** start of DATA LISTING **

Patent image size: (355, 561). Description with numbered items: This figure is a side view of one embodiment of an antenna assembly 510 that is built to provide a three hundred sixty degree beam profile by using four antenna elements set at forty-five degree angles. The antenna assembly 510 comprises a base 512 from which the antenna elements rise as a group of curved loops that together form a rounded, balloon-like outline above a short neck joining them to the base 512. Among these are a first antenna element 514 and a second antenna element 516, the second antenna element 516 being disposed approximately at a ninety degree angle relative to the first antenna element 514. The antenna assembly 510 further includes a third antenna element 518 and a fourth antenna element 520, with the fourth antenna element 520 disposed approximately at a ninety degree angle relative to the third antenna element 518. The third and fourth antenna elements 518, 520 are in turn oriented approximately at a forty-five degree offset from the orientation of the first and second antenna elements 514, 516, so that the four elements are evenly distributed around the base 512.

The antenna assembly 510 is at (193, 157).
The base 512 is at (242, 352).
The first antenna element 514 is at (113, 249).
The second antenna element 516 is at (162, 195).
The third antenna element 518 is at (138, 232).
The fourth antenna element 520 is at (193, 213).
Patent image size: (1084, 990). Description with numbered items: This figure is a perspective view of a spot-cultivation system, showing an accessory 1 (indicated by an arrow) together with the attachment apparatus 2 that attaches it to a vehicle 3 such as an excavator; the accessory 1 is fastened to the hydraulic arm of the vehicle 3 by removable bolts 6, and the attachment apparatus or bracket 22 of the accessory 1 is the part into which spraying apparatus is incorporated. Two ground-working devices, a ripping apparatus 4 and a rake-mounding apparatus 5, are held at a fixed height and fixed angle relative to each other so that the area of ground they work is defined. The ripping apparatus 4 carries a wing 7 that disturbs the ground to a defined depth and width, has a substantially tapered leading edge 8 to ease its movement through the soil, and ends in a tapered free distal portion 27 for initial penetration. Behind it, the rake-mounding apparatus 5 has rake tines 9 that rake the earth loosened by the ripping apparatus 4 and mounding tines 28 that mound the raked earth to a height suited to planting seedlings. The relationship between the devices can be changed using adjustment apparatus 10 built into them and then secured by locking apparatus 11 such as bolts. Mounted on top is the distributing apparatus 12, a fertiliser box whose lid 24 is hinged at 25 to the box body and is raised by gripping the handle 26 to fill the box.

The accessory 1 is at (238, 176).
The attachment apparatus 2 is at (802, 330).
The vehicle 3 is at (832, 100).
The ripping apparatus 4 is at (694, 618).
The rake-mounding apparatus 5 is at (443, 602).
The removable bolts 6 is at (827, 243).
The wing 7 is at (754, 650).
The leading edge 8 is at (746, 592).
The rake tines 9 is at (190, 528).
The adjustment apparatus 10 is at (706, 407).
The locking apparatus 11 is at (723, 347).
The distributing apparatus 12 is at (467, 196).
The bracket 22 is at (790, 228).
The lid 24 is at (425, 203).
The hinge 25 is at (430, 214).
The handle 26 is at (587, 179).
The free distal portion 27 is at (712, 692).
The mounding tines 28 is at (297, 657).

** end of DATA LISTING **

PROBLEM REQUIREMENTS> Copy out every line of the records above, word for word and unchanged.

COMPLETED EXERCISE>
Patent image size: (355, 561). Description with numbered items: This figure is a side view of one embodiment of an antenna assembly 510 that is built to provide a three hundred sixty degree beam profile by using four antenna elements set at forty-five degree angles. The antenna assembly 510 comprises a base 512 from which the antenna elements rise as a group of curved loops that together form a rounded, balloon-like outline above a short neck joining them to the base 512. Among these are a first antenna element 514 and a second antenna element 516, the second antenna element 516 being disposed approximately at a ninety degree angle relative to the first antenna element 514. The antenna assembly 510 further includes a third antenna element 518 and a fourth antenna element 520, with the fourth antenna element 520 disposed approximately at a ninety degree angle relative to the third antenna element 518. The third and fourth antenna elements 518, 520 are in turn oriented approximately at a forty-five degree offset from the orientation of the first and second antenna elements 514, 516, so that the four elements are evenly distributed around the base 512.

The antenna assembly 510 is at (193, 157).
The base 512 is at (242, 352).
The first antenna element 514 is at (113, 249).
The second antenna element 516 is at (162, 195).
The third antenna element 518 is at (138, 232).
The fourth antenna element 520 is at (193, 213).
Patent image size: (1084, 990). Description with numbered items: This figure is a perspective view of a spot-cultivation system, showing an accessory 1 (indicated by an arrow) together with the attachment apparatus 2 that attaches it to a vehicle 3 such as an excavator; the accessory 1 is fastened to the hydraulic arm of the vehicle 3 by removable bolts 6, and the attachment apparatus or bracket 22 of the accessory 1 is the part into which spraying apparatus is incorporated. Two ground-working devices, a ripping apparatus 4 and a rake-mounding apparatus 5, are held at a fixed height and fixed angle relative to each other so that the area of ground they work is defined. The ripping apparatus 4 carries a wing 7 that disturbs the ground to a defined depth and width, has a substantially tapered leading edge 8 to ease its movement through the soil, and ends in a tapered free distal portion 27 for initial penetration. Behind it, the rake-mounding apparatus 5 has rake tines 9 that rake the earth loosened by the ripping apparatus 4 and mounding tines 28 that mound the raked earth to a height suited to planting seedlings. The relationship between the devices can be changed using adjustment apparatus 10 built into them and then secured by locking apparatus 11 such as bolts. Mounted on top is the distributing apparatus 12, a fertiliser box whose lid 24 is hinged at 25 to the box body and is raised by gripping the handle 26 to fill the box.

The accessory 1 is at (238, 176).
The attachment apparatus 2 is at (802, 330).
The vehicle 3 is at (832, 100).
The ripping apparatus 4 is at (694, 618).
The rake-mounding apparatus 5 is at (443, 602).
The removable bolts 6 is at (827, 243).
The wing 7 is at (754, 650).
The leading edge 8 is at (746, 592).
The rake tines 9 is at (190, 528).
The adjustment apparatus 10 is at (706, 407).
The locking apparatus 11 is at (723, 347).
The distributing apparatus 12 is at (467, 196).
The bracket 22 is at (790, 228).
The lid 24 is at (425, 203).
The hinge 25 is at (430, 214).
The handle 26 is at (587, 179).
The free distal portion 27 is at (712, 692).
The mounding tines 28 is at (297, 657).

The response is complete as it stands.